Extract the complete listing and repeat it word for word.

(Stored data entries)
• • • •
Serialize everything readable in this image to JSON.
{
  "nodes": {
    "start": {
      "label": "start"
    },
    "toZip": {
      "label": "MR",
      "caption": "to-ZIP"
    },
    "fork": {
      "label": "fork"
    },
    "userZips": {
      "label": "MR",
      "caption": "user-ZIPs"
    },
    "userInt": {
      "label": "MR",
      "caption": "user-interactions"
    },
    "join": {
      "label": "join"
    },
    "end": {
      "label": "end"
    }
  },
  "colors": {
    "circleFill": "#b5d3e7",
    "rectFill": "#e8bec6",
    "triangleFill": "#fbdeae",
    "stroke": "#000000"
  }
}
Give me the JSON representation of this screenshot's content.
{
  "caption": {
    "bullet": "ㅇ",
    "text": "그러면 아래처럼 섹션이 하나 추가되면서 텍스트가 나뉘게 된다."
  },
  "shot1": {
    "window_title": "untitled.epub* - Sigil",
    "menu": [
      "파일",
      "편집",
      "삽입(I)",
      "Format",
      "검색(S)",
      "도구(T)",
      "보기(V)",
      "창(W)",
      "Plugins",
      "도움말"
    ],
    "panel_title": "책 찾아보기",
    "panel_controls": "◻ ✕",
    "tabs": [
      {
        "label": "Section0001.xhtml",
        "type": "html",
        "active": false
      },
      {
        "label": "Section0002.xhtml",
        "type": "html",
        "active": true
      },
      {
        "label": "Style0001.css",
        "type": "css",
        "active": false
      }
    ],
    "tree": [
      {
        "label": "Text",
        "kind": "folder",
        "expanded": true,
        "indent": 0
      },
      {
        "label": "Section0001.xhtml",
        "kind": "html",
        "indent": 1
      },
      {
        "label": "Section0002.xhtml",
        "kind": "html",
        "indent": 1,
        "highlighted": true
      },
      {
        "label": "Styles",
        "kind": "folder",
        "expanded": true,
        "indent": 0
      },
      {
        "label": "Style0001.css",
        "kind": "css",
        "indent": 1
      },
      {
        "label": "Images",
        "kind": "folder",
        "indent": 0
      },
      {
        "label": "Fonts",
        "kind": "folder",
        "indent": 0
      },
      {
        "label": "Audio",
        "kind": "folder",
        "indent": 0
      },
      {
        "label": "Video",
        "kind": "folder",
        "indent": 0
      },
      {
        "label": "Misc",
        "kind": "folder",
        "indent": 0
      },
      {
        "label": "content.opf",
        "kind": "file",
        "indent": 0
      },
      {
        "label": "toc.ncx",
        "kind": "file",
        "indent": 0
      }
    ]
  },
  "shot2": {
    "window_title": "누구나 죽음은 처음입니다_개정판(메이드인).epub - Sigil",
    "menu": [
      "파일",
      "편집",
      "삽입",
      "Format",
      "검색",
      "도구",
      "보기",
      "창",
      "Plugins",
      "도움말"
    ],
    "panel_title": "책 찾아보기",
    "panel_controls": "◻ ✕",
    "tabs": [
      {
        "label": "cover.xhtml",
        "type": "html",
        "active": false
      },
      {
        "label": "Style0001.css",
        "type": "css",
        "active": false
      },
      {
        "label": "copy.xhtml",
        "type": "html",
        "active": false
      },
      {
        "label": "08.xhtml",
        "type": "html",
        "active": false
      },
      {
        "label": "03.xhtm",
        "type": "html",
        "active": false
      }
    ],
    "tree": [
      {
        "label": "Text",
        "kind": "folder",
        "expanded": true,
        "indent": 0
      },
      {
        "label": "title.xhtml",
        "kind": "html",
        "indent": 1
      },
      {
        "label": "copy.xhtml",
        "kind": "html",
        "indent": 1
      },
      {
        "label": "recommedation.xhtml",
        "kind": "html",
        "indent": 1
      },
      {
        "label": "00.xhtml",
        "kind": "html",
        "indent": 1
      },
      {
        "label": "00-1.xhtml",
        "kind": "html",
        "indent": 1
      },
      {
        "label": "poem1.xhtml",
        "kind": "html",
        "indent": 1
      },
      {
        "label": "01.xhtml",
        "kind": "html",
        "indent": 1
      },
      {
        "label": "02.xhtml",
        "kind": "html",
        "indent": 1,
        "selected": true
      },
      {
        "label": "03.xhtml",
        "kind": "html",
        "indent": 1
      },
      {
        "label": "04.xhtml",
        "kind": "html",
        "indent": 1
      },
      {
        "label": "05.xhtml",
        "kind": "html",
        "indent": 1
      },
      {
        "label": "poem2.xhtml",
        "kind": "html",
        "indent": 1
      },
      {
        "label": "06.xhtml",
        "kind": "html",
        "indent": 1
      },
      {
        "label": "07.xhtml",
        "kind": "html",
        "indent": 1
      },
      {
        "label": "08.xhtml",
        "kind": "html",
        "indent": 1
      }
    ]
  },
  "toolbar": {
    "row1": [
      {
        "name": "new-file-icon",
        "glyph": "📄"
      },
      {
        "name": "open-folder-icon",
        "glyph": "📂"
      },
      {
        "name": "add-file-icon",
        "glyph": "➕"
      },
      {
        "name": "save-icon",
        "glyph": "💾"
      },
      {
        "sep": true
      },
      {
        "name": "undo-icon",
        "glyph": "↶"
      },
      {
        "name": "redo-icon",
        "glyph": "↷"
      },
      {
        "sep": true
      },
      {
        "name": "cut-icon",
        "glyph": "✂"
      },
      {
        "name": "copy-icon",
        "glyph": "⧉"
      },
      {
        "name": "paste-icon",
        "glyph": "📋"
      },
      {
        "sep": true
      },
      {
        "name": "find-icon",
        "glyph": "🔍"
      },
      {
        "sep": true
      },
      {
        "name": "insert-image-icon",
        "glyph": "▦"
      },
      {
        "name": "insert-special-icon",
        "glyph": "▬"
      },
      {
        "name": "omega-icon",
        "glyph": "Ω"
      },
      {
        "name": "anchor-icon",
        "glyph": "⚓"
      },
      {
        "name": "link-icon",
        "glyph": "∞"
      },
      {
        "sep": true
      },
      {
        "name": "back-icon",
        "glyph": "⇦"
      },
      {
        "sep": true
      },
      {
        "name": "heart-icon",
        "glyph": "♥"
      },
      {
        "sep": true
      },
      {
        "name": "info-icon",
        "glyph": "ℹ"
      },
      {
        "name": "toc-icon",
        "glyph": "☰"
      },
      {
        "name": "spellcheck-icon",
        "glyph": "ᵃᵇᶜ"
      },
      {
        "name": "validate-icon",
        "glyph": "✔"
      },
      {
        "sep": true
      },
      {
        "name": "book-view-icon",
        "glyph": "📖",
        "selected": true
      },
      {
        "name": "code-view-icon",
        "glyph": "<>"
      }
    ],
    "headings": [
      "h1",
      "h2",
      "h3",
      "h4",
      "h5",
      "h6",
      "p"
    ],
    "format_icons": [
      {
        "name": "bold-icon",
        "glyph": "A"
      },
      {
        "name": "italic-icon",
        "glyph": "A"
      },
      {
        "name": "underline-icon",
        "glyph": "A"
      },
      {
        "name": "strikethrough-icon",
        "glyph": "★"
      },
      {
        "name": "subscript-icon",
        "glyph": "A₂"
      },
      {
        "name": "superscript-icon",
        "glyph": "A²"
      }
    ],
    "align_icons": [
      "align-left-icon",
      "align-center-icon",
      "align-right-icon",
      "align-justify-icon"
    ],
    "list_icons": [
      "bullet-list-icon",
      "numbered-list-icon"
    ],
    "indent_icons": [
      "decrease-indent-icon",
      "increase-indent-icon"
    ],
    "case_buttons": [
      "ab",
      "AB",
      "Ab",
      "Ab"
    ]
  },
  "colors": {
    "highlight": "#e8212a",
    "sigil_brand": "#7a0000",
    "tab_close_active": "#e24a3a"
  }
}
• • • •
Task output ::
Serialize everything readable in this image to JSON.
{
  "nodes": {
    "start": {
      "label": "start"
    },
    "toZip": {
      "label": "MR",
      "caption": "to-ZIP"
    },
    "fork": {
      "label": "fork"
    },
    "userZips": {
      "label": "MR",
      "caption": "user-ZIPs"
    },
    "userInt": {
      "label": "MR",
      "caption": "user-interactions"
    },
    "join": {
      "label": "join"
    },
    "end": {
      "label": "end"
    }
  },
  "colors": {
    "circleFill": "#b5d3e7",
    "rectFill": "#e8bec6",
    "triangleFill": "#fbdeae",
    "stroke": "#000000"
  }
}
Give me the JSON representation of this screenshot's content.
{
  "caption": {
    "bullet": "ㅇ",
    "text": "그러면 아래처럼 섹션이 하나 추가되면서 텍스트가 나뉘게 된다."
  },
  "shot1": {
    "window_title": "untitled.epub* - Sigil",
    "menu": [
      "파일",
      "편집",
      "삽입(I)",
      "Format",
      "검색(S)",
      "도구(T)",
      "보기(V)",
      "창(W)",
      "Plugins",
      "도움말"
    ],
    "panel_title": "책 찾아보기",
    "panel_controls": "◻ ✕",
    "tabs": [
      {
        "label": "Section0001.xhtml",
        "type": "html",
        "active": false
      },
      {
        "label": "Section0002.xhtml",
        "type": "html",
        "active": true
      },
      {
        "label": "Style0001.css",
        "type": "css",
        "active": false
      }
    ],
    "tree": [
      {
        "label": "Text",
        "kind": "folder",
        "expanded": true,
        "indent": 0
      },
      {
        "label": "Section0001.xhtml",
        "kind": "html",
        "indent": 1
      },
      {
        "label": "Section0002.xhtml",
        "kind": "html",
        "indent": 1,
        "highlighted": true
      },
      {
        "label": "Styles",
        "kind": "folder",
        "expanded": true,
        "indent": 0
      },
      {
        "label": "Style0001.css",
        "kind": "css",
        "indent": 1
      },
      {
        "label": "Images",
        "kind": "folder",
        "indent": 0
      },
      {
        "label": "Fonts",
        "kind": "folder",
        "indent": 0
      },
      {
        "label": "Audio",
        "kind": "folder",
        "indent": 0
      },
      {
        "label": "Video",
        "kind": "folder",
        "indent": 0
      },
      {
        "label": "Misc",
        "kind": "folder",
        "indent": 0
      },
      {
        "label": "content.opf",
        "kind": "file",
        "indent": 0
      },
      {
        "label": "toc.ncx",
        "kind": "file",
        "indent": 0
      }
    ]
  },
  "shot2": {
    "window_title": "누구나 죽음은 처음입니다_개정판(메이드인).epub - Sigil",
    "menu": [
      "파일",
      "편집",
      "삽입",
      "Format",
      "검색",
      "도구",
      "보기",
      "창",
      "Plugins",
      "도움말"
    ],
    "panel_title": "책 찾아보기",
    "panel_controls": "◻ ✕",
    "tabs": [
      {
        "label": "cover.xhtml",
        "type": "html",
        "active": false
      },
      {
        "label": "Style0001.css",
        "type": "css",
        "active": false
      },
      {
        "label": "copy.xhtml",
        "type": "html",
        "active": false
      },
      {
        "label": "08.xhtml",
        "type": "html",
        "active": false
      },
      {
        "label": "03.xhtm",
        "type": "html",
        "active": false
      }
    ],
    "tree": [
      {
        "label": "Text",
        "kind": "folder",
        "expanded": true,
        "indent": 0
      },
      {
        "label": "title.xhtml",
        "kind": "html",
        "indent": 1
      },
      {
        "label": "copy.xhtml",
        "kind": "html",
        "indent": 1
      },
      {
        "label": "recommedation.xhtml",
        "kind": "html",
        "indent": 1
      },
      {
        "label": "00.xhtml",
        "kind": "html",
        "indent": 1
      },
      {
        "label": "00-1.xhtml",
        "kind": "html",
        "indent": 1
      },
      {
        "label": "poem1.xhtml",
        "kind": "html",
        "indent": 1
      },
      {
        "label": "01.xhtml",
        "kind": "html",
        "indent": 1
      },
      {
        "label": "02.xhtml",
        "kind": "html",
        "indent": 1,
        "selected": true
      },
      {
        "label": "03.xhtml",
        "kind": "html",
        "indent": 1
      },
      {
        "label": "04.xhtml",
        "kind": "html",
        "indent": 1
      },
      {
        "label": "05.xhtml",
        "kind": "html",
        "indent": 1
      },
      {
        "label": "poem2.xhtml",
        "kind": "html",
        "indent": 1
      },
      {
        "label": "06.xhtml",
        "kind": "html",
        "indent": 1
      },
      {
        "label": "07.xhtml",
        "kind": "html",
        "indent": 1
      },
      {
        "label": "08.xhtml",
        "kind": "html",
        "indent": 1
      }
    ]
  },
  "toolbar": {
    "row1": [
      {
        "name": "new-file-icon",
        "glyph": "📄"
      },
      {
        "name": "open-folder-icon",
        "glyph": "📂"
      },
      {
        "name": "add-file-icon",
        "glyph": "➕"
      },
      {
        "name": "save-icon",
        "glyph": "💾"
      },
      {
        "sep": true
      },
      {
        "name": "undo-icon",
        "glyph": "↶"
      },
      {
        "name": "redo-icon",
        "glyph": "↷"
      },
      {
        "sep": true
      },
      {
        "name": "cut-icon",
        "glyph": "✂"
      },
      {
        "name": "copy-icon",
        "glyph": "⧉"
      },
      {
        "name": "paste-icon",
        "glyph": "📋"
      },
      {
        "sep": true
      },
      {
        "name": "find-icon",
        "glyph": "🔍"
      },
      {
        "sep": true
      },
      {
        "name": "insert-image-icon",
        "glyph": "▦"
      },
      {
        "name": "insert-special-icon",
        "glyph": "▬"
      },
      {
        "name": "omega-icon",
        "glyph": "Ω"
      },
      {
        "name": "anchor-icon",
        "glyph": "⚓"
      },
      {
        "name": "link-icon",
        "glyph": "∞"
      },
      {
        "sep": true
      },
      {
        "name": "back-icon",
        "glyph": "⇦"
      },
      {
        "sep": true
      },
      {
        "name": "heart-icon",
        "glyph": "♥"
      },
      {
        "sep": true
      },
      {
        "name": "info-icon",
        "glyph": "ℹ"
      },
      {
        "name": "toc-icon",
        "glyph": "☰"
      },
      {
        "name": "spellcheck-icon",
        "glyph": "ᵃᵇᶜ"
      },
      {
        "name": "validate-icon",
        "glyph": "✔"
      },
      {
        "sep": true
      },
      {
        "name": "book-view-icon",
        "glyph": "📖",
        "selected": true
      },
      {
        "name": "code-view-icon",
        "glyph": "<>"
      }
    ],
    "headings": [
      "h1",
      "h2",
      "h3",
      "h4",
      "h5",
      "h6",
      "p"
    ],
    "format_icons": [
      {
        "name": "bold-icon",
        "glyph": "A"
      },
      {
        "name": "italic-icon",
        "glyph": "A"
      },
      {
        "name": "underline-icon",
        "glyph": "A"
      },
      {
        "name": "strikethrough-icon",
        "glyph": "★"
      },
      {
        "name": "subscript-icon",
        "glyph": "A₂"
      },
      {
        "name": "superscript-icon",
        "glyph": "A²"
      }
    ],
    "align_icons": [
      "align-left-icon",
      "align-center-icon",
      "align-right-icon",
      "align-justify-icon"
    ],
    "list_icons": [
      "bullet-list-icon",
      "numbered-list-icon"
    ],
    "indent_icons": [
      "decrease-indent-icon",
      "increase-indent-icon"
    ],
    "case_buttons": [
      "ab",
      "AB",
      "Ab",
      "Ab"
    ]
  },
  "colors": {
    "highlight": "#e8212a",
    "sigil_brand": "#7a0000",
    "tab_close_active": "#e24a3a"
  }
}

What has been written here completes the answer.